╭─ Data for the task

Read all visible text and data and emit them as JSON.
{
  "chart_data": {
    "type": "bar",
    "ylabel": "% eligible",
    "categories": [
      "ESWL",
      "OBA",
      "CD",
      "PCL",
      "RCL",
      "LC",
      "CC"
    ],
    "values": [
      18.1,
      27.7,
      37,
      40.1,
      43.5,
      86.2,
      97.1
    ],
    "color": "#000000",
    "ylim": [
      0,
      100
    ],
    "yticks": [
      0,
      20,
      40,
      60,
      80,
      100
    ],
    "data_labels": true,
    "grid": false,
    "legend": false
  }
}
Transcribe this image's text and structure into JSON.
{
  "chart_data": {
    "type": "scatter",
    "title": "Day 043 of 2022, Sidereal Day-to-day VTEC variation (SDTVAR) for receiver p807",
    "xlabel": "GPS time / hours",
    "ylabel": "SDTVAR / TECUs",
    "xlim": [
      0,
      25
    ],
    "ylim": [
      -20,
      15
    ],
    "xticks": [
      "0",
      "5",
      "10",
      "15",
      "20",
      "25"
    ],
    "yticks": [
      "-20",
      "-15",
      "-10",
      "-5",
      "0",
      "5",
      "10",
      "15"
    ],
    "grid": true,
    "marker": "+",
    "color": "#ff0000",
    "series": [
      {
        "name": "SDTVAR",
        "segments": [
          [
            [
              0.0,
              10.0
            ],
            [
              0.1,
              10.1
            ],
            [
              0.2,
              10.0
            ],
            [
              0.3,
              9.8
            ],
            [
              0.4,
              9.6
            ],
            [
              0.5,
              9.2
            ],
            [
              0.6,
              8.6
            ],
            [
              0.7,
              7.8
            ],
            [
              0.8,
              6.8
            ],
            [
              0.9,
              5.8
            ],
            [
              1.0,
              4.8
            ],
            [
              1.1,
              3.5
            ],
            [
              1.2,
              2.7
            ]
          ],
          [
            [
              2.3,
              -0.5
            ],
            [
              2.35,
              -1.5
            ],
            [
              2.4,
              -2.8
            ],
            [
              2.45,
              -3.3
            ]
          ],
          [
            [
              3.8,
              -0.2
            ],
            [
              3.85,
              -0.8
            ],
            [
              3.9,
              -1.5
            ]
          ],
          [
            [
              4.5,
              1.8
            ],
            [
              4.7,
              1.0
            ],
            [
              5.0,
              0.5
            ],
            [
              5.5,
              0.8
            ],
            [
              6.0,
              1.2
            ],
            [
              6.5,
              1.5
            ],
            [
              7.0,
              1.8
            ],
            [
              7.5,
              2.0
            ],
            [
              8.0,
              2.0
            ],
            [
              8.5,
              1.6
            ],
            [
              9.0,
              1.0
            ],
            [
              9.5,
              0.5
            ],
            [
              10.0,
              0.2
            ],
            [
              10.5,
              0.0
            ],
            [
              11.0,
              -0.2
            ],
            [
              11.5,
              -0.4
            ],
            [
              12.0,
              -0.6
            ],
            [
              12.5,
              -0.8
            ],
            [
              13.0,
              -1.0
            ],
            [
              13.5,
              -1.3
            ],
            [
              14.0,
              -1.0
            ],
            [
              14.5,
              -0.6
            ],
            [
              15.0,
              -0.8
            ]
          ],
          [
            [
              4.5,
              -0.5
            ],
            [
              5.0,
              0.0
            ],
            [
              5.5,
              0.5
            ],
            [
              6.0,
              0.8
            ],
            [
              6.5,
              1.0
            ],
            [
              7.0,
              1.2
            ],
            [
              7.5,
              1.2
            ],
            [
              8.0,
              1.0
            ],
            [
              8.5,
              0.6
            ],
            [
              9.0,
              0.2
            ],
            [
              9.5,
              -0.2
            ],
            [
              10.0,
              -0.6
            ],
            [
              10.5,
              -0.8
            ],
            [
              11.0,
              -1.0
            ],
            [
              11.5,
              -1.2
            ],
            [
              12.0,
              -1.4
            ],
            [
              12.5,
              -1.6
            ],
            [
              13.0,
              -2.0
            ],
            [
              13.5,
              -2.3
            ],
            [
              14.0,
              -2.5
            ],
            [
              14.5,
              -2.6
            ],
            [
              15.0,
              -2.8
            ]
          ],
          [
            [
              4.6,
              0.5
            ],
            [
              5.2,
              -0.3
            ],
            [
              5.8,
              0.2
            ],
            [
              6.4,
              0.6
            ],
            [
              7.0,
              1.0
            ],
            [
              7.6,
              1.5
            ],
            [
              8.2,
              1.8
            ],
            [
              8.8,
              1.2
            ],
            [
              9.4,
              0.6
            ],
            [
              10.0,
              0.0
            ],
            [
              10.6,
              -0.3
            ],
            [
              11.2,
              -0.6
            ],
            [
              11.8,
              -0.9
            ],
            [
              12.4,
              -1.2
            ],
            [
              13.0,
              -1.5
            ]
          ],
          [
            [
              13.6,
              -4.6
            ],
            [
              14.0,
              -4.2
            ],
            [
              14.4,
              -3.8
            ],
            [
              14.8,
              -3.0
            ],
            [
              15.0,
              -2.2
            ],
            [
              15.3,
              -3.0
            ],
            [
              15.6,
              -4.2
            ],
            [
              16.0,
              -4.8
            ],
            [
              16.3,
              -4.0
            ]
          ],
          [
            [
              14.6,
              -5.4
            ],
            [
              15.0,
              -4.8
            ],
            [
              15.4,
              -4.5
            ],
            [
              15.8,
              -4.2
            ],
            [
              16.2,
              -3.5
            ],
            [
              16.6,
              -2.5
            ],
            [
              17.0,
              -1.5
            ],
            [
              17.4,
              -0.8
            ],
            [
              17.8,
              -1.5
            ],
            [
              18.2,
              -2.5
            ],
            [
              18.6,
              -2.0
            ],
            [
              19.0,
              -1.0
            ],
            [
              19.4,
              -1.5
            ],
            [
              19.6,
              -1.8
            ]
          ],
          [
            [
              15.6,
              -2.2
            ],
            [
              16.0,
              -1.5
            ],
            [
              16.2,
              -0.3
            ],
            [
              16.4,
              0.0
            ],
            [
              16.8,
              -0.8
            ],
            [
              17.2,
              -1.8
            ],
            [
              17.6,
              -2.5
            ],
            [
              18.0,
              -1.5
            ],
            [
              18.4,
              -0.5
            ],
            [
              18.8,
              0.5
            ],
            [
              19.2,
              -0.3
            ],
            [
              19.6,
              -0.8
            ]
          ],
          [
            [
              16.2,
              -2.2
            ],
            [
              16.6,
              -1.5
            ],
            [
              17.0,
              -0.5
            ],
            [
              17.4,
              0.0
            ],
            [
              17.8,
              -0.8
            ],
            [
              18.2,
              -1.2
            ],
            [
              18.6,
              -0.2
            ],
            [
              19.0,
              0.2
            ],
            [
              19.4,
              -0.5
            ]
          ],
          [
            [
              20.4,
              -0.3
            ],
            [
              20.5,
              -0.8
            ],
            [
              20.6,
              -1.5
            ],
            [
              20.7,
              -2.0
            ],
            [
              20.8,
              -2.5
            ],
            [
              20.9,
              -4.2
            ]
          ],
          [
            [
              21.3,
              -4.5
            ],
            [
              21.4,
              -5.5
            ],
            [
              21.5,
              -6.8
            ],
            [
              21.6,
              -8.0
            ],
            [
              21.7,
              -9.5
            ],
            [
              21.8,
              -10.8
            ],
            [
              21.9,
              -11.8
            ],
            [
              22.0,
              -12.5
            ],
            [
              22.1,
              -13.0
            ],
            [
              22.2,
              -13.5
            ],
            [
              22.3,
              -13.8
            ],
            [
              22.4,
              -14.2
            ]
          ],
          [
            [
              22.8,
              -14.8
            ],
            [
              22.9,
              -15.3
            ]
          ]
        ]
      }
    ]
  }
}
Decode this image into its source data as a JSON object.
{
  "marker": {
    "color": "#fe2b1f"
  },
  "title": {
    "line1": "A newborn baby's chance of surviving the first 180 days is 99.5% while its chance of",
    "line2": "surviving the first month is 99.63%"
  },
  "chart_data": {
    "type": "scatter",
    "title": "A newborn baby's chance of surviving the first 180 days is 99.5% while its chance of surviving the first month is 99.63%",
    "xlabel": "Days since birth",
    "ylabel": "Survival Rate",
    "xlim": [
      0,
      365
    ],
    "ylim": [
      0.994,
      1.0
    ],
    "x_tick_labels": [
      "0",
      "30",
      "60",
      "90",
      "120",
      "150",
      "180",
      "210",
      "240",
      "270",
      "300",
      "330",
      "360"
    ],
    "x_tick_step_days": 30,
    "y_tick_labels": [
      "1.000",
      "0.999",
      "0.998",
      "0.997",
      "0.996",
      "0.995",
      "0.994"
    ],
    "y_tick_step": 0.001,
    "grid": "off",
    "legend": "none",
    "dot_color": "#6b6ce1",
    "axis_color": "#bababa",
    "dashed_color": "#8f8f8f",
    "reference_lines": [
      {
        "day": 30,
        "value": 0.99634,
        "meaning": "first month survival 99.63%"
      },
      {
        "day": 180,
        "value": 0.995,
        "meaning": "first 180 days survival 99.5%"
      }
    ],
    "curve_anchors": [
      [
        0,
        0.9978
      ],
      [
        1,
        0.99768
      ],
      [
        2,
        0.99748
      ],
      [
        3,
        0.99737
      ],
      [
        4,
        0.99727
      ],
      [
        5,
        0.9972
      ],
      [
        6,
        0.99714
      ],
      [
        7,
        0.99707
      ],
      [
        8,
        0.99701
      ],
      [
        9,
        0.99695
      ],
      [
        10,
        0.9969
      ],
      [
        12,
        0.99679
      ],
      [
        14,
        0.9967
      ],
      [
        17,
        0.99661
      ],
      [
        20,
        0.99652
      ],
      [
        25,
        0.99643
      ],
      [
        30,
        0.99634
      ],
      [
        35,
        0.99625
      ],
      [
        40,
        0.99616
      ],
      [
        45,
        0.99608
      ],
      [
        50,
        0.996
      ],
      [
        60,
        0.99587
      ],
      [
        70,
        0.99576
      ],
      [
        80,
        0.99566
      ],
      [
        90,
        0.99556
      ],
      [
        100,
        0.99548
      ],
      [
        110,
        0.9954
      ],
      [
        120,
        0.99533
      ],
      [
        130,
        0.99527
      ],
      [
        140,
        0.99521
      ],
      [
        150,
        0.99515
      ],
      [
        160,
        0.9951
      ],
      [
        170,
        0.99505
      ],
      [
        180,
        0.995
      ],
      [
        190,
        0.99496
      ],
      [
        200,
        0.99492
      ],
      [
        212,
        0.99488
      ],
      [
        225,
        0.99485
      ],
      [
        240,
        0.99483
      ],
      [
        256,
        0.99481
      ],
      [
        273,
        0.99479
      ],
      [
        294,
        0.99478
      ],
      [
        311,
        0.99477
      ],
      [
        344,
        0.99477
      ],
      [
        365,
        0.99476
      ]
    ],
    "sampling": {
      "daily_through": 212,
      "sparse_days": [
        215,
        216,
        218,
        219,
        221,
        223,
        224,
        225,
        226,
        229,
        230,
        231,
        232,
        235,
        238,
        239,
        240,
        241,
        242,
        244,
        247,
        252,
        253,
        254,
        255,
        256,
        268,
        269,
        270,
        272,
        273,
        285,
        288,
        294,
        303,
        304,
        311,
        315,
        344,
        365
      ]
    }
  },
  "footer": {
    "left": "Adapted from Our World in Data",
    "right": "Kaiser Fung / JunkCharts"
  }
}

╰─

Work instructions: Find every line that includes the string "this". Report how many there are and nothing else.

Written response: 2